-- Dataset entries --

━━━━━━━━━━

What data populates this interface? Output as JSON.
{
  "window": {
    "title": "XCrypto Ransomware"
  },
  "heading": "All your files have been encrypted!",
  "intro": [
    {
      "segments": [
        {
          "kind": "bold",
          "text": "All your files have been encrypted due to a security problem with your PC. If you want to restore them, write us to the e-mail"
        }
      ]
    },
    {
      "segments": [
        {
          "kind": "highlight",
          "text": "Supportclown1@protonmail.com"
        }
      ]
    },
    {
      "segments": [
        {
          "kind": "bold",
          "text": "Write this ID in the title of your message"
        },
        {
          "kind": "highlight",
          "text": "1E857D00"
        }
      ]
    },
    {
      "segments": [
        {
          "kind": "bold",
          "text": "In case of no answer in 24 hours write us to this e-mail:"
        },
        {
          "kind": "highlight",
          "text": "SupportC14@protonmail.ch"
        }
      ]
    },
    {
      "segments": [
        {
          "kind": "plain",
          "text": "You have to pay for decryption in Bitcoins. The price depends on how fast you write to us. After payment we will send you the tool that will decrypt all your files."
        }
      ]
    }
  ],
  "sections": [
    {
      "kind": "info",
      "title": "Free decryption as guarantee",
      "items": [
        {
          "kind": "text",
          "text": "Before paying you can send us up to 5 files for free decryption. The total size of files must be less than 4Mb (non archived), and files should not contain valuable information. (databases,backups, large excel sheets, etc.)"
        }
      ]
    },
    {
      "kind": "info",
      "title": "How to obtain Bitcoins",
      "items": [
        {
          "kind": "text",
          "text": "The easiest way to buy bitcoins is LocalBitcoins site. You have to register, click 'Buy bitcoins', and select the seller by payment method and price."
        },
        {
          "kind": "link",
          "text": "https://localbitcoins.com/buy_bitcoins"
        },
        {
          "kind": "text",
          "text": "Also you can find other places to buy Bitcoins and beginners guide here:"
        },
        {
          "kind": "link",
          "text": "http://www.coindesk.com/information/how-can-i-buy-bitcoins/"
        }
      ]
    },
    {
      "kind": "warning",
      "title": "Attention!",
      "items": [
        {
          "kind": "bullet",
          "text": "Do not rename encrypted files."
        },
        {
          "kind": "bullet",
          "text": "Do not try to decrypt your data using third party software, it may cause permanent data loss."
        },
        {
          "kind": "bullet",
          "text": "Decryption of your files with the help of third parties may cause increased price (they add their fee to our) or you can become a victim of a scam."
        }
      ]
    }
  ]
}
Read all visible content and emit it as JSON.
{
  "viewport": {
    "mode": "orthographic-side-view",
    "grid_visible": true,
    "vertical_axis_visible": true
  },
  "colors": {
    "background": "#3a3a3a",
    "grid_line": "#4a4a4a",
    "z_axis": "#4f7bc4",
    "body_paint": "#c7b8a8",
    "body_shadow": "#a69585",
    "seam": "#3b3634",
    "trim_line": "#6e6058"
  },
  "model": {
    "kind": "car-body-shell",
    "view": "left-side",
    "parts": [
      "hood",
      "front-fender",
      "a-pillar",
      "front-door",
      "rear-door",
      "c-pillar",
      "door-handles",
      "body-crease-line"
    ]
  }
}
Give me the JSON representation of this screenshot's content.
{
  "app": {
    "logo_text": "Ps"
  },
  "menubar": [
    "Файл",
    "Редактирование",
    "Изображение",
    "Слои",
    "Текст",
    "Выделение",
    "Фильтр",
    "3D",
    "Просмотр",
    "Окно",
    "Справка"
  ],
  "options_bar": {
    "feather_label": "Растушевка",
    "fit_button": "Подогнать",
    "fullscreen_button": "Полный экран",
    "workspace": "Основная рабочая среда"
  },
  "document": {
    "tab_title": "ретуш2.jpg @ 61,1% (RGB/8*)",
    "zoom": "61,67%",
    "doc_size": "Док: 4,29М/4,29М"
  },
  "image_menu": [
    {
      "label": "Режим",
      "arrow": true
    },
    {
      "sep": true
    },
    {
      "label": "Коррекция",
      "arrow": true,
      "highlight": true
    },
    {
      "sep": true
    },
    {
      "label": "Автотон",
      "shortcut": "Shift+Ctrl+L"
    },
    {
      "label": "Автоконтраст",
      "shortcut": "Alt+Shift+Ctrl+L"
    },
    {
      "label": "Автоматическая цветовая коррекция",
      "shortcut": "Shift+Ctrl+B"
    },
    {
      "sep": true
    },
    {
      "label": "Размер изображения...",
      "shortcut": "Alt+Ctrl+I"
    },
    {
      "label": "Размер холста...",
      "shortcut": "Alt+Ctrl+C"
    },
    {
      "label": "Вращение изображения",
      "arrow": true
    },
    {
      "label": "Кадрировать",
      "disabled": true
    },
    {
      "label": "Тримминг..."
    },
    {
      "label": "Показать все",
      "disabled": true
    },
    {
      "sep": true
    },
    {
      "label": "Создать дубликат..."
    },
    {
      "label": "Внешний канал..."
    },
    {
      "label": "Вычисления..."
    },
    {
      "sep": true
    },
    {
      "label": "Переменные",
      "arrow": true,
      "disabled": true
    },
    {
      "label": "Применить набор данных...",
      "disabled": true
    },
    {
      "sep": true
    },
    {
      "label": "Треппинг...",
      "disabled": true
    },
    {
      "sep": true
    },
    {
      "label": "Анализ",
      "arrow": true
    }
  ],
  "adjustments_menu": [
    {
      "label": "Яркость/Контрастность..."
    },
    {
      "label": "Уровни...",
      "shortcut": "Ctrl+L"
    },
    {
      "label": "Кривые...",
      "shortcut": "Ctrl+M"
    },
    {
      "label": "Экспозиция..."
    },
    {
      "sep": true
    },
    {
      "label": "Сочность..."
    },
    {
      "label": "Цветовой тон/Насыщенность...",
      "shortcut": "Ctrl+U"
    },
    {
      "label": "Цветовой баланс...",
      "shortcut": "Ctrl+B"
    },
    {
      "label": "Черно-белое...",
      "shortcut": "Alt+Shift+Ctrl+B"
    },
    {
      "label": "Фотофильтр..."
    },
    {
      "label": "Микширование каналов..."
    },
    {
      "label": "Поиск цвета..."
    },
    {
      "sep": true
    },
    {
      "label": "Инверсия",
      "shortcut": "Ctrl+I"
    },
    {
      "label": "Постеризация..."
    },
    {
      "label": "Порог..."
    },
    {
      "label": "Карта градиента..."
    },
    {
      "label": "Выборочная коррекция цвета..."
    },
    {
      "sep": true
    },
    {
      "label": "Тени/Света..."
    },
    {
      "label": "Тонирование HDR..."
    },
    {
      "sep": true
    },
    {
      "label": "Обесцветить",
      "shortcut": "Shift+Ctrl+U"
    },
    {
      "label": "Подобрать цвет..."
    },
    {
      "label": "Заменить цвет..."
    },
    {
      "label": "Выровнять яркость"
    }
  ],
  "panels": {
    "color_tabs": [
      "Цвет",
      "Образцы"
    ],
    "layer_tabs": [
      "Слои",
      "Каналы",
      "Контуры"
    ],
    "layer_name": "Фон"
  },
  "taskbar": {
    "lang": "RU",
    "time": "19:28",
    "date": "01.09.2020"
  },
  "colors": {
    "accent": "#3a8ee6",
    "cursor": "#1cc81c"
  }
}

━━━━━━━━━━

-- To be done --
Go through the listing above and restate it word for word.

-- Response below --
What data populates this interface? Output as JSON.
{
  "window": {
    "title": "XCrypto Ransomware"
  },
  "heading": "All your files have been encrypted!",
  "intro": [
    {
      "segments": [
        {
          "kind": "bold",
          "text": "All your files have been encrypted due to a security problem with your PC. If you want to restore them, write us to the e-mail"
        }
      ]
    },
    {
      "segments": [
        {
          "kind": "highlight",
          "text": "Supportclown1@protonmail.com"
        }
      ]
    },
    {
      "segments": [
        {
          "kind": "bold",
          "text": "Write this ID in the title of your message"
        },
        {
          "kind": "highlight",
          "text": "1E857D00"
        }
      ]
    },
    {
      "segments": [
        {
          "kind": "bold",
          "text": "In case of no answer in 24 hours write us to this e-mail:"
        },
        {
          "kind": "highlight",
          "text": "SupportC14@protonmail.ch"
        }
      ]
    },
    {
      "segments": [
        {
          "kind": "plain",
          "text": "You have to pay for decryption in Bitcoins. The price depends on how fast you write to us. After payment we will send you the tool that will decrypt all your files."
        }
      ]
    }
  ],
  "sections": [
    {
      "kind": "info",
      "title": "Free decryption as guarantee",
      "items": [
        {
          "kind": "text",
          "text": "Before paying you can send us up to 5 files for free decryption. The total size of files must be less than 4Mb (non archived), and files should not contain valuable information. (databases,backups, large excel sheets, etc.)"
        }
      ]
    },
    {
      "kind": "info",
      "title": "How to obtain Bitcoins",
      "items": [
        {
          "kind": "text",
          "text": "The easiest way to buy bitcoins is LocalBitcoins site. You have to register, click 'Buy bitcoins', and select the seller by payment method and price."
        },
        {
          "kind": "link",
          "text": "https://localbitcoins.com/buy_bitcoins"
        },
        {
          "kind": "text",
          "text": "Also you can find other places to buy Bitcoins and beginners guide here:"
        },
        {
          "kind": "link",
          "text": "http://www.coindesk.com/information/how-can-i-buy-bitcoins/"
        }
      ]
    },
    {
      "kind": "warning",
      "title": "Attention!",
      "items": [
        {
          "kind": "bullet",
          "text": "Do not rename encrypted files."
        },
        {
          "kind": "bullet",
          "text": "Do not try to decrypt your data using third party software, it may cause permanent data loss."
        },
        {
          "kind": "bullet",
          "text": "Decryption of your files with the help of third parties may cause increased price (they add their fee to our) or you can become a victim of a scam."
        }
      ]
    }
  ]
}
Read all visible content and emit it as JSON.
{
  "viewport": {
    "mode": "orthographic-side-view",
    "grid_visible": true,
    "vertical_axis_visible": true
  },
  "colors": {
    "background": "#3a3a3a",
    "grid_line": "#4a4a4a",
    "z_axis": "#4f7bc4",
    "body_paint": "#c7b8a8",
    "body_shadow": "#a69585",
    "seam": "#3b3634",
    "trim_line": "#6e6058"
  },
  "model": {
    "kind": "car-body-shell",
    "view": "left-side",
    "parts": [
      "hood",
      "front-fender",
      "a-pillar",
      "front-door",
      "rear-door",
      "c-pillar",
      "door-handles",
      "body-crease-line"
    ]
  }
}
Give me the JSON representation of this screenshot's content.
{
  "app": {
    "logo_text": "Ps"
  },
  "menubar": [
    "Файл",
    "Редактирование",
    "Изображение",
    "Слои",
    "Текст",
    "Выделение",
    "Фильтр",
    "3D",
    "Просмотр",
    "Окно",
    "Справка"
  ],
  "options_bar": {
    "feather_label": "Растушевка",
    "fit_button": "Подогнать",
    "fullscreen_button": "Полный экран",
    "workspace": "Основная рабочая среда"
  },
  "document": {
    "tab_title": "ретуш2.jpg @ 61,1% (RGB/8*)",
    "zoom": "61,67%",
    "doc_size": "Док: 4,29М/4,29М"
  },
  "image_menu": [
    {
      "label": "Режим",
      "arrow": true
    },
    {
      "sep": true
    },
    {
      "label": "Коррекция",
      "arrow": true,
      "highlight": true
    },
    {
      "sep": true
    },
    {
      "label": "Автотон",
      "shortcut": "Shift+Ctrl+L"
    },
    {
      "label": "Автоконтраст",
      "shortcut": "Alt+Shift+Ctrl+L"
    },
    {
      "label": "Автоматическая цветовая коррекция",
      "shortcut": "Shift+Ctrl+B"
    },
    {
      "sep": true
    },
    {
      "label": "Размер изображения...",
      "shortcut": "Alt+Ctrl+I"
    },
    {
      "label": "Размер холста...",
      "shortcut": "Alt+Ctrl+C"
    },
    {
      "label": "Вращение изображения",
      "arrow": true
    },
    {
      "label": "Кадрировать",
      "disabled": true
    },
    {
      "label": "Тримминг..."
    },
    {
      "label": "Показать все",
      "disabled": true
    },
    {
      "sep": true
    },
    {
      "label": "Создать дубликат..."
    },
    {
      "label": "Внешний канал..."
    },
    {
      "label": "Вычисления..."
    },
    {
      "sep": true
    },
    {
      "label": "Переменные",
      "arrow": true,
      "disabled": true
    },
    {
      "label": "Применить набор данных...",
      "disabled": true
    },
    {
      "sep": true
    },
    {
      "label": "Треппинг...",
      "disabled": true
    },
    {
      "sep": true
    },
    {
      "label": "Анализ",
      "arrow": true
    }
  ],
  "adjustments_menu": [
    {
      "label": "Яркость/Контрастность..."
    },
    {
      "label": "Уровни...",
      "shortcut": "Ctrl+L"
    },
    {
      "label": "Кривые...",
      "shortcut": "Ctrl+M"
    },
    {
      "label": "Экспозиция..."
    },
    {
      "sep": true
    },
    {
      "label": "Сочность..."
    },
    {
      "label": "Цветовой тон/Насыщенность...",
      "shortcut": "Ctrl+U"
    },
    {
      "label": "Цветовой баланс...",
      "shortcut": "Ctrl+B"
    },
    {
      "label": "Черно-белое...",
      "shortcut": "Alt+Shift+Ctrl+B"
    },
    {
      "label": "Фотофильтр..."
    },
    {
      "label": "Микширование каналов..."
    },
    {
      "label": "Поиск цвета..."
    },
    {
      "sep": true
    },
    {
      "label": "Инверсия",
      "shortcut": "Ctrl+I"
    },
    {
      "label": "Постеризация..."
    },
    {
      "label": "Порог..."
    },
    {
      "label": "Карта градиента..."
    },
    {
      "label": "Выборочная коррекция цвета..."
    },
    {
      "sep": true
    },
    {
      "label": "Тени/Света..."
    },
    {
      "label": "Тонирование HDR..."
    },
    {
      "sep": true
    },
    {
      "label": "Обесцветить",
      "shortcut": "Shift+Ctrl+U"
    },
    {
      "label": "Подобрать цвет..."
    },
    {
      "label": "Заменить цвет..."
    },
    {
      "label": "Выровнять яркость"
    }
  ],
  "panels": {
    "color_tabs": [
      "Цвет",
      "Образцы"
    ],
    "layer_tabs": [
      "Слои",
      "Каналы",
      "Контуры"
    ],
    "layer_name": "Фон"
  },
  "taskbar": {
    "lang": "RU",
    "time": "19:28",
    "date": "01.09.2020"
  },
  "colors": {
    "accent": "#3a8ee6",
    "cursor": "#1cc81c"
  }
}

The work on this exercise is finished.